[REQUIRED TASK]
Show every row that contains the string "representante", copying each one in full.

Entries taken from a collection
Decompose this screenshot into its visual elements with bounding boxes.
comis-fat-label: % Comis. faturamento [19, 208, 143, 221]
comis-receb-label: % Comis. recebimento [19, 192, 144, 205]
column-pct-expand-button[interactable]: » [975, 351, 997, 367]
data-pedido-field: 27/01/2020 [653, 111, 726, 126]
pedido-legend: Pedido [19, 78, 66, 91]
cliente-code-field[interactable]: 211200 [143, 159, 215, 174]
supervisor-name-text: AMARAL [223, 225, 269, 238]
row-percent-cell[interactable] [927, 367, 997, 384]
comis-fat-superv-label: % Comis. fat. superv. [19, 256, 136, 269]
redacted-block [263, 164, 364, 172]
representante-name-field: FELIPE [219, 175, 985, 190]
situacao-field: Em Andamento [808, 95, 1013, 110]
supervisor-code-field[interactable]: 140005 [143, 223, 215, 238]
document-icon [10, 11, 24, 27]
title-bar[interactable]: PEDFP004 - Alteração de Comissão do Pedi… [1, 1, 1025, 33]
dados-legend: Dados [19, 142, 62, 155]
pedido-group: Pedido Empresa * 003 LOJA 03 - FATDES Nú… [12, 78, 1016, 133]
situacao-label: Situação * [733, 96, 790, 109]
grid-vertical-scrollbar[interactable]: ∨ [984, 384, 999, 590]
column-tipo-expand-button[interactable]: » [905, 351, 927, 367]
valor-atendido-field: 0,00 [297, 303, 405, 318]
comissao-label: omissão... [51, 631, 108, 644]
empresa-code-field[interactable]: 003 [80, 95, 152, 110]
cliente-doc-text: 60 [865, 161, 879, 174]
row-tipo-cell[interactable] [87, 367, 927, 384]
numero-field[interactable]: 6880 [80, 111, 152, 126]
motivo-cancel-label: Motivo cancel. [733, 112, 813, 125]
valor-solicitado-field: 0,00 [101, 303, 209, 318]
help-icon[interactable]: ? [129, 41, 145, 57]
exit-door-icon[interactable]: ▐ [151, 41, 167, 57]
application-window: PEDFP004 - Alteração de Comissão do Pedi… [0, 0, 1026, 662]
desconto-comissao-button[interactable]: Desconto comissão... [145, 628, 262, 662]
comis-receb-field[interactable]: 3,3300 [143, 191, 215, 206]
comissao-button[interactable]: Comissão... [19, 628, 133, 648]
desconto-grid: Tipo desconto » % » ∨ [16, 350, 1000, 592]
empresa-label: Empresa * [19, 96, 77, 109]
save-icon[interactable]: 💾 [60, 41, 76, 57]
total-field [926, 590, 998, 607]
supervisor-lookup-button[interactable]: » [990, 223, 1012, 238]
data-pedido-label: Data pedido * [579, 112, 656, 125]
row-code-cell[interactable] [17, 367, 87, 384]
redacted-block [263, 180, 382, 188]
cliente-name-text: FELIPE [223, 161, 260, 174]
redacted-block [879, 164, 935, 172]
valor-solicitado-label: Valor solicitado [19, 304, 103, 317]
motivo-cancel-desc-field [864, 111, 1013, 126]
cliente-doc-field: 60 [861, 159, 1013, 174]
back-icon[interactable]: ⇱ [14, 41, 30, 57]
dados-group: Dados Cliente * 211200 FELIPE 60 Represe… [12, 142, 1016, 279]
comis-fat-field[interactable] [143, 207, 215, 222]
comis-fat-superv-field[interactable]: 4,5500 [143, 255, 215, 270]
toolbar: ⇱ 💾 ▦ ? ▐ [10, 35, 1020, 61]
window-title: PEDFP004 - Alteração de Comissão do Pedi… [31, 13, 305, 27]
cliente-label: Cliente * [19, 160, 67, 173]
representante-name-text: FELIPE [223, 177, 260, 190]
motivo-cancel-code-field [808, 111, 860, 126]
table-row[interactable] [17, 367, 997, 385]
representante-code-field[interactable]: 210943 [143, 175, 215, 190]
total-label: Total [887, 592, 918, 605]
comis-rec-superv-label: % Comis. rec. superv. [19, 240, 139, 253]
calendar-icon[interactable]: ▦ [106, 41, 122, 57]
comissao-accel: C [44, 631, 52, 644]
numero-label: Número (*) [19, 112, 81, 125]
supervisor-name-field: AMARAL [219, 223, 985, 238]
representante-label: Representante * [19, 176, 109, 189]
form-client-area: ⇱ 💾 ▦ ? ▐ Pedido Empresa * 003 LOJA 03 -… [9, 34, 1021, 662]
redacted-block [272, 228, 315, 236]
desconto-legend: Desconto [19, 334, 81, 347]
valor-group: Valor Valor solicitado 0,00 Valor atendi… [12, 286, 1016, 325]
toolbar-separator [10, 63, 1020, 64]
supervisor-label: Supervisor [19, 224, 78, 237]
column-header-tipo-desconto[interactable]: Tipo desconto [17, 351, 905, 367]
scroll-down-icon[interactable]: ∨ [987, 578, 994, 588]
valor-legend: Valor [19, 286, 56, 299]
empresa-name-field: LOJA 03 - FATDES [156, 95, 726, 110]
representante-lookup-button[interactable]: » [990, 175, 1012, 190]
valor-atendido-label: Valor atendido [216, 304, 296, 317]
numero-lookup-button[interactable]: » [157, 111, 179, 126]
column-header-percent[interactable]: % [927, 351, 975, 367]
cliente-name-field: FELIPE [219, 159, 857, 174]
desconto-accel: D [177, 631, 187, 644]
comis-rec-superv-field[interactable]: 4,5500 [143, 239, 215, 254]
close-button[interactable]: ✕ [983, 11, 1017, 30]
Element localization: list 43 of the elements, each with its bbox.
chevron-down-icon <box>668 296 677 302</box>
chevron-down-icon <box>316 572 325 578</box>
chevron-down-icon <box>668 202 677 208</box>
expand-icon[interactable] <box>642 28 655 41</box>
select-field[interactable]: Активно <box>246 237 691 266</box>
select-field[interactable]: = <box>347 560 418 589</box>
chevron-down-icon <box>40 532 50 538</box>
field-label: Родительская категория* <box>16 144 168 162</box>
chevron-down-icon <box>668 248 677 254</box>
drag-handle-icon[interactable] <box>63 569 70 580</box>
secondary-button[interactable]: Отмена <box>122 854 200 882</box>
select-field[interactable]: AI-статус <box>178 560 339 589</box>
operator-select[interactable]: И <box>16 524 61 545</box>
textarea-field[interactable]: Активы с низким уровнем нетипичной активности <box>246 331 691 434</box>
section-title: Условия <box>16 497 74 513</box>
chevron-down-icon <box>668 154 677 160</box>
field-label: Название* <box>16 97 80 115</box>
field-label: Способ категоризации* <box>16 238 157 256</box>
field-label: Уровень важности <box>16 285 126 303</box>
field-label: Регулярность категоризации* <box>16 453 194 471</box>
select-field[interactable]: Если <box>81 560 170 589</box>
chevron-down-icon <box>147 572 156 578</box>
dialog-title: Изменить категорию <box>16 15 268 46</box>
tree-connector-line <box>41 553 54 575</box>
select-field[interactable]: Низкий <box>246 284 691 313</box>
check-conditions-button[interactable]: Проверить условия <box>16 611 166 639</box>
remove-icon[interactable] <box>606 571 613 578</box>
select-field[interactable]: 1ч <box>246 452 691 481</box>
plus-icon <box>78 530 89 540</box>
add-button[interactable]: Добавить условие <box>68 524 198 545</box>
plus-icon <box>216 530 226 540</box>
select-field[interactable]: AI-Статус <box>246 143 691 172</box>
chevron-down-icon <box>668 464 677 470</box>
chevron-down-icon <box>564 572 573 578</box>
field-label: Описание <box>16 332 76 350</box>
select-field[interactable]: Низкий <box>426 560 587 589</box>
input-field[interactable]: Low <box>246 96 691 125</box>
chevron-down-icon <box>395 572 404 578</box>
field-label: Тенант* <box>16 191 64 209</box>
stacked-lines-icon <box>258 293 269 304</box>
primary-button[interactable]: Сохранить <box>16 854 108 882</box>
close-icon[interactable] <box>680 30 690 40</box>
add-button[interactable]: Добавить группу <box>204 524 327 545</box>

[EXPECTED ANSWER]
representante-name-field: FELIPE [219, 175, 985, 190]
representante-name-text: FELIPE [223, 177, 260, 190]
representante-code-field[interactable]: 210943 [143, 175, 215, 190]
representante-label: Representante * [19, 176, 109, 189]
representante-lookup-button[interactable]: » [990, 175, 1012, 190]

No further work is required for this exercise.